OBJECTIVE –
Output the full listing word for word.

START DATA PROVIDED

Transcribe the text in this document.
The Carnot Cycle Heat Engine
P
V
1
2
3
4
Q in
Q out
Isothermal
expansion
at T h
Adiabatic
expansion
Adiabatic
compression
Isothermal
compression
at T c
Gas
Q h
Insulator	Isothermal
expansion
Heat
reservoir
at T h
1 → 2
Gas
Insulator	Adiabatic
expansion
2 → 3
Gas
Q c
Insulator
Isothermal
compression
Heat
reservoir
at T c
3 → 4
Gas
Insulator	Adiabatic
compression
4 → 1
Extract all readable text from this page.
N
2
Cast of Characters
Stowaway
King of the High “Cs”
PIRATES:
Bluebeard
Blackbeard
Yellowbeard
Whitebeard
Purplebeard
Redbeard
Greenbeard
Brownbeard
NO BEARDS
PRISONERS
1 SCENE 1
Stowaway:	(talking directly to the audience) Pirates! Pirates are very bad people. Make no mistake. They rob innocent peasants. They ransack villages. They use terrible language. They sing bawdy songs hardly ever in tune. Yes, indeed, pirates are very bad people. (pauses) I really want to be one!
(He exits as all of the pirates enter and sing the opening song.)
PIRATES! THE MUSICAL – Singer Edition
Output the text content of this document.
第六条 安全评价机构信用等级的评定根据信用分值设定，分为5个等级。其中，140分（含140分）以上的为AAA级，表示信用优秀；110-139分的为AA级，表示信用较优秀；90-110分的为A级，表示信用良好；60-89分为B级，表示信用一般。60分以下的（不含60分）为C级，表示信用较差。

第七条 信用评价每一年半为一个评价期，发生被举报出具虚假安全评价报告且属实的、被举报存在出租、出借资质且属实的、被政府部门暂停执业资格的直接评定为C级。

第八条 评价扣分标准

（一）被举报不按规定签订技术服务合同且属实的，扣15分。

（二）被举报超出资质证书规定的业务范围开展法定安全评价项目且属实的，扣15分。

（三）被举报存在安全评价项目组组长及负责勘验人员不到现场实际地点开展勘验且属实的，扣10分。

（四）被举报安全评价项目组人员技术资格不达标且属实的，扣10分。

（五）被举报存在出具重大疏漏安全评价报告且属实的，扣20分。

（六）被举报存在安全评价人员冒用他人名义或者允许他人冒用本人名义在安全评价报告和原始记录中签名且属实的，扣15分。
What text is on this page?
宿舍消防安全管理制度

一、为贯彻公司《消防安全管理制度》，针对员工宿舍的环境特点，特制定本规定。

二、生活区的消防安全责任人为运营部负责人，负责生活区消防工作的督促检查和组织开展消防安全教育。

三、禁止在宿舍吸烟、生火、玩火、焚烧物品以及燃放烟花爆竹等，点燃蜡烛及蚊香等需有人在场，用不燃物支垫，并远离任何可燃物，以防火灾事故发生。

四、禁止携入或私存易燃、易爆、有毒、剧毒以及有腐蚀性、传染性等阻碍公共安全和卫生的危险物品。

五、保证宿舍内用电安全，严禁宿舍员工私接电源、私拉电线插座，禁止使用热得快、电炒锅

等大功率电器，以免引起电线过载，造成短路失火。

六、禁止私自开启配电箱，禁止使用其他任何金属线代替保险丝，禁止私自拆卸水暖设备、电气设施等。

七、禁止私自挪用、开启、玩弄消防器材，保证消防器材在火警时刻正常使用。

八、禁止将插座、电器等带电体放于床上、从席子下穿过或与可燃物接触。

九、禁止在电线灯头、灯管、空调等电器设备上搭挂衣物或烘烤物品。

END DATA PROVIDED

ANSWER IN FULL –
Transcribe the text in this document.
The Carnot Cycle Heat Engine
P
V
1
2
3
4
Q in
Q out
Isothermal
expansion
at T h
Adiabatic
expansion
Adiabatic
compression
Isothermal
compression
at T c
Gas
Q h
Insulator	Isothermal
expansion
Heat
reservoir
at T h
1 → 2
Gas
Insulator	Adiabatic
expansion
2 → 3
Gas
Q c
Insulator
Isothermal
compression
Heat
reservoir
at T c
3 → 4
Gas
Insulator	Adiabatic
compression
4 → 1
Extract all readable text from this page.
N
2
Cast of Characters
Stowaway
King of the High “Cs”
PIRATES:
Bluebeard
Blackbeard
Yellowbeard
Whitebeard
Purplebeard
Redbeard
Greenbeard
Brownbeard
NO BEARDS
PRISONERS
1 SCENE 1
Stowaway:	(talking directly to the audience) Pirates! Pirates are very bad people. Make no mistake. They rob innocent peasants. They ransack villages. They use terrible language. They sing bawdy songs hardly ever in tune. Yes, indeed, pirates are very bad people. (pauses) I really want to be one!
(He exits as all of the pirates enter and sing the opening song.)
PIRATES! THE MUSICAL – Singer Edition
Output the text content of this document.
第六条 安全评价机构信用等级的评定根据信用分值设定，分为5个等级。其中，140分（含140分）以上的为AAA级，表示信用优秀；110-139分的为AA级，表示信用较优秀；90-110分的为A级，表示信用良好；60-89分为B级，表示信用一般。60分以下的（不含60分）为C级，表示信用较差。

第七条 信用评价每一年半为一个评价期，发生被举报出具虚假安全评价报告且属实的、被举报存在出租、出借资质且属实的、被政府部门暂停执业资格的直接评定为C级。

第八条 评价扣分标准

（一）被举报不按规定签订技术服务合同且属实的，扣15分。

（二）被举报超出资质证书规定的业务范围开展法定安全评价项目且属实的，扣15分。

（三）被举报存在安全评价项目组组长及负责勘验人员不到现场实际地点开展勘验且属实的，扣10分。

（四）被举报安全评价项目组人员技术资格不达标且属实的，扣10分。

（五）被举报存在出具重大疏漏安全评价报告且属实的，扣20分。

（六）被举报存在安全评价人员冒用他人名义或者允许他人冒用本人名义在安全评价报告和原始记录中签名且属实的，扣15分。
What text is on this page?
宿舍消防安全管理制度

一、为贯彻公司《消防安全管理制度》，针对员工宿舍的环境特点，特制定本规定。

二、生活区的消防安全责任人为运营部负责人，负责生活区消防工作的督促检查和组织开展消防安全教育。

三、禁止在宿舍吸烟、生火、玩火、焚烧物品以及燃放烟花爆竹等，点燃蜡烛及蚊香等需有人在场，用不燃物支垫，并远离任何可燃物，以防火灾事故发生。

四、禁止携入或私存易燃、易爆、有毒、剧毒以及有腐蚀性、传染性等阻碍公共安全和卫生的危险物品。

五、保证宿舍内用电安全，严禁宿舍员工私接电源、私拉电线插座，禁止使用热得快、电炒锅

等大功率电器，以免引起电线过载，造成短路失火。

六、禁止私自开启配电箱，禁止使用其他任何金属线代替保险丝，禁止私自拆卸水暖设备、电气设施等。

七、禁止私自挪用、开启、玩弄消防器材，保证消防器材在火警时刻正常使用。

八、禁止将插座、电器等带电体放于床上、从席子下穿过或与可燃物接触。

九、禁止在电线灯头、灯管、空调等电器设备上搭挂衣物或烘烤物品。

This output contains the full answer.